Extrait du texte:
Président et rapporteur, quel cumul, me direz-vous… §
Madame la présidente, monsieur le ministre, mes chers collègues, le vote d’une nouvelle loi de programmation militaire marque toujours, pour notre politique de défense et pour notre pays, un moment important. C’est aussi un moment propice au rassemblement républicain autour de nos forces armées, et d’ambition partagée au service de la grandeur de notre pays.
C’est la raison pour laquelle j’ai souhaité, avec d’autres, et dans la continuité de ce qu’avait entamé Josselin de Rohan, associer à l’examen de ce texte le plus grand nombre de nos collègues de toutes les sensibilités politiques au sein de la commission des affaires étrangères, de la défense et des forces armées du Sénat, et notamment les rapporteurs du budget de la défense. Je tiens à les remercier ici chaleureusement de leur importante contribution, ainsi que le président Jean-Pierre Sueur et le rapporteur spécial Yves Krattinger, pour leurs apports très significatifs.
Ce projet de loi fait suite à une large réflexion menée durant plusieurs mois dans le cadre de la commission du Livre blanc, au sein de laquelle l’Assemblée nationale et le Sénat étaient représentés non plus par deux, mais par trois députés et trois sénateurs. Nos collègues Daniel Reiner, Jacques Gautier et moi-même y représentions la Haute Assemblée. Toujours cette obsession de l’équilibre politique…
Avant même le début de ces travaux, notre commission avait constitué des groupes de réflexion, coprésidés par des sénateurs de la majorité et de l’opposition, qui ont donné lieu à dix rapports d’information : sur l’avenir des forces nucléaires, cher Xavier Pintat, sur les capacités industrielles critiques, sur la maritimisation, chers Jeanny Lorgeoux et André Trillard, sur le format des armées ou encore sur la cyberdéfense. Autant le dire, nous nous sommes préparés à ce débat !

Données du corpus:

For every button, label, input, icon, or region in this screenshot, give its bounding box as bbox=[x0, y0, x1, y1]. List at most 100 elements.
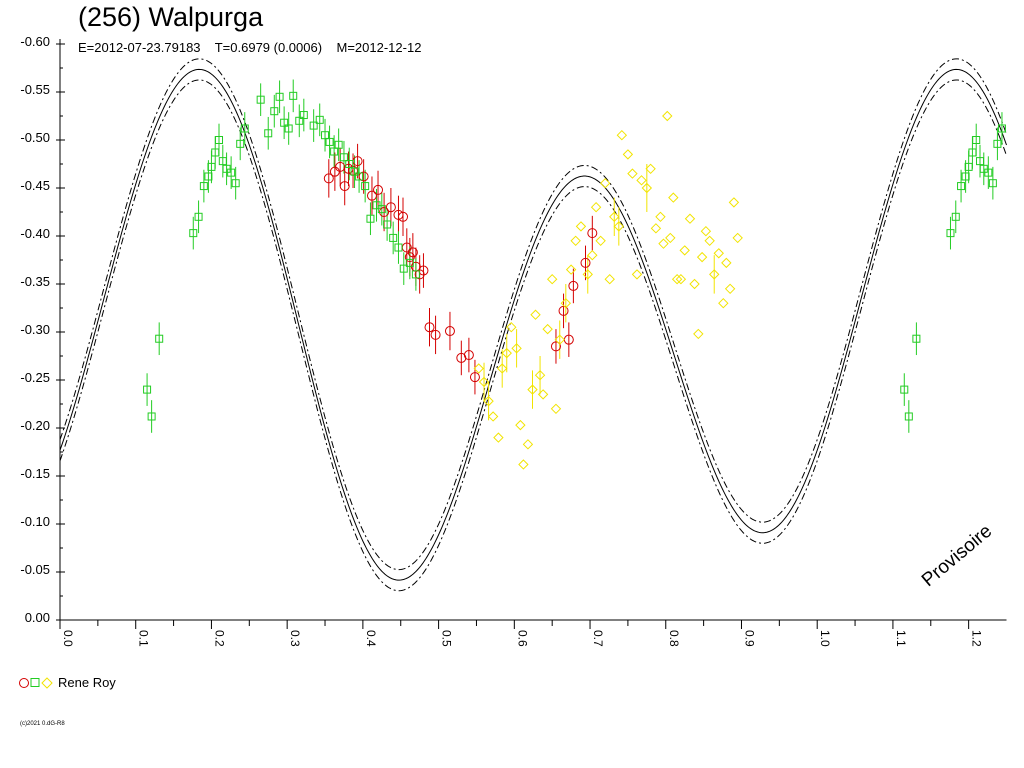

Exercice proposé: Recopiez fidèlement le passage du discours sur la loi de programmation militaire qui commence aux mots « Ce projet de » et s'arrête après les mots « à ce débat ! ».

Corrigé:
Ce projet de loi fait suite à une large réflexion menée durant plusieurs mois dans le cadre de la commission du Livre blanc, au sein de laquelle l’Assemblée nationale et le Sénat étaient représentés non plus par deux, mais par trois députés et trois sénateurs. Nos collègues Daniel Reiner, Jacques Gautier et moi-même y représentions la Haute Assemblée. Toujours cette obsession de l’équilibre politique…
Avant même le début de ces travaux, notre commission avait constitué des groupes de réflexion, coprésidés par des sénateurs de la majorité et de l’opposition, qui ont donné lieu à dix rapports d’information : sur l’avenir des forces nucléaires, cher Xavier Pintat, sur les capacités industrielles critiques, sur la maritimisation, chers Jeanny Lorgeoux et André Trillard, sur le format des armées ou encore sur la cyberdéfense. Autant le dire, nous nous sommes préparés à ce débat !